··· Source records
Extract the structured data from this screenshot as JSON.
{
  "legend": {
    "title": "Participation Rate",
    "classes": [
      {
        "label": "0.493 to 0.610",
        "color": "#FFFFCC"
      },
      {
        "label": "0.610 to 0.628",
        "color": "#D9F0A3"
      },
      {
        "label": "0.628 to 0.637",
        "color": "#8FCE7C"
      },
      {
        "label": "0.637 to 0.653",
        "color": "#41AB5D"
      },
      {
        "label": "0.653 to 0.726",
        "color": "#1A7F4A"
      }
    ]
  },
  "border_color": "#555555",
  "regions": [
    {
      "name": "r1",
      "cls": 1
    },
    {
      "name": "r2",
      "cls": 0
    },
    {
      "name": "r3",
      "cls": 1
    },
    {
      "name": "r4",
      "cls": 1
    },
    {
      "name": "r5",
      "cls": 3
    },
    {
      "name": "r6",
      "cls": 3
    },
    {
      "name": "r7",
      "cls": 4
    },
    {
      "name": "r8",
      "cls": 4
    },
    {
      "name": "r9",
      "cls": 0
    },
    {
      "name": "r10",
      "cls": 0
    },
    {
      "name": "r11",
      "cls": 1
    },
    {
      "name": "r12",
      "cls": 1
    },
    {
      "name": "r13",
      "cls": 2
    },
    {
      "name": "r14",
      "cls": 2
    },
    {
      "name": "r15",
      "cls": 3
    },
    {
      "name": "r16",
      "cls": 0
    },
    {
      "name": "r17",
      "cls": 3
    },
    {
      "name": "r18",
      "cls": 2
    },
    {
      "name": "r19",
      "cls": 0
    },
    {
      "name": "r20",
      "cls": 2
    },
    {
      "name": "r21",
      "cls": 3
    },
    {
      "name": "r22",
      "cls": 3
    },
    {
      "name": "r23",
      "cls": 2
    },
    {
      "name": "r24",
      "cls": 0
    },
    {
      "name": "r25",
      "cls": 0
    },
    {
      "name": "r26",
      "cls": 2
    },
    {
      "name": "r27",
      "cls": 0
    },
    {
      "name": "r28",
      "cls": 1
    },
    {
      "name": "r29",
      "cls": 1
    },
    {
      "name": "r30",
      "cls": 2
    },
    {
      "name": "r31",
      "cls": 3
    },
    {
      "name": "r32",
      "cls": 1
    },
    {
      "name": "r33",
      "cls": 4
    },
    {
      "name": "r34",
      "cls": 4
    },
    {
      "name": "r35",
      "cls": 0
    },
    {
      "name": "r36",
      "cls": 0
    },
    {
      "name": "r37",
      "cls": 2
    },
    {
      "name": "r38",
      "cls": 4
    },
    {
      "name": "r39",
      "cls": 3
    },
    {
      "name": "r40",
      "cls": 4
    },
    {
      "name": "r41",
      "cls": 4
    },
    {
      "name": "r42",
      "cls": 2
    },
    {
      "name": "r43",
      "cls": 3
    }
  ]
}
······
[Direction]: Copy out the whole listing, exactly as written.

[Output below]:
Extract the structured data from this screenshot as JSON.
{
  "legend": {
    "title": "Participation Rate",
    "classes": [
      {
        "label": "0.493 to 0.610",
        "color": "#FFFFCC"
      },
      {
        "label": "0.610 to 0.628",
        "color": "#D9F0A3"
      },
      {
        "label": "0.628 to 0.637",
        "color": "#8FCE7C"
      },
      {
        "label": "0.637 to 0.653",
        "color": "#41AB5D"
      },
      {
        "label": "0.653 to 0.726",
        "color": "#1A7F4A"
      }
    ]
  },
  "border_color": "#555555",
  "regions": [
    {
      "name": "r1",
      "cls": 1
    },
    {
      "name": "r2",
      "cls": 0
    },
    {
      "name": "r3",
      "cls": 1
    },
    {
      "name": "r4",
      "cls": 1
    },
    {
      "name": "r5",
      "cls": 3
    },
    {
      "name": "r6",
      "cls": 3
    },
    {
      "name": "r7",
      "cls": 4
    },
    {
      "name": "r8",
      "cls": 4
    },
    {
      "name": "r9",
      "cls": 0
    },
    {
      "name": "r10",
      "cls": 0
    },
    {
      "name": "r11",
      "cls": 1
    },
    {
      "name": "r12",
      "cls": 1
    },
    {
      "name": "r13",
      "cls": 2
    },
    {
      "name": "r14",
      "cls": 2
    },
    {
      "name": "r15",
      "cls": 3
    },
    {
      "name": "r16",
      "cls": 0
    },
    {
      "name": "r17",
      "cls": 3
    },
    {
      "name": "r18",
      "cls": 2
    },
    {
      "name": "r19",
      "cls": 0
    },
    {
      "name": "r20",
      "cls": 2
    },
    {
      "name": "r21",
      "cls": 3
    },
    {
      "name": "r22",
      "cls": 3
    },
    {
      "name": "r23",
      "cls": 2
    },
    {
      "name": "r24",
      "cls": 0
    },
    {
      "name": "r25",
      "cls": 0
    },
    {
      "name": "r26",
      "cls": 2
    },
    {
      "name": "r27",
      "cls": 0
    },
    {
      "name": "r28",
      "cls": 1
    },
    {
      "name": "r29",
      "cls": 1
    },
    {
      "name": "r30",
      "cls": 2
    },
    {
      "name": "r31",
      "cls": 3
    },
    {
      "name": "r32",
      "cls": 1
    },
    {
      "name": "r33",
      "cls": 4
    },
    {
      "name": "r34",
      "cls": 4
    },
    {
      "name": "r35",
      "cls": 0
    },
    {
      "name": "r36",
      "cls": 0
    },
    {
      "name": "r37",
      "cls": 2
    },
    {
      "name": "r38",
      "cls": 4
    },
    {
      "name": "r39",
      "cls": 3
    },
    {
      "name": "r40",
      "cls": 4
    },
    {
      "name": "r41",
      "cls": 4
    },
    {
      "name": "r42",
      "cls": 2
    },
    {
      "name": "r43",
      "cls": 3
    }
  ]
}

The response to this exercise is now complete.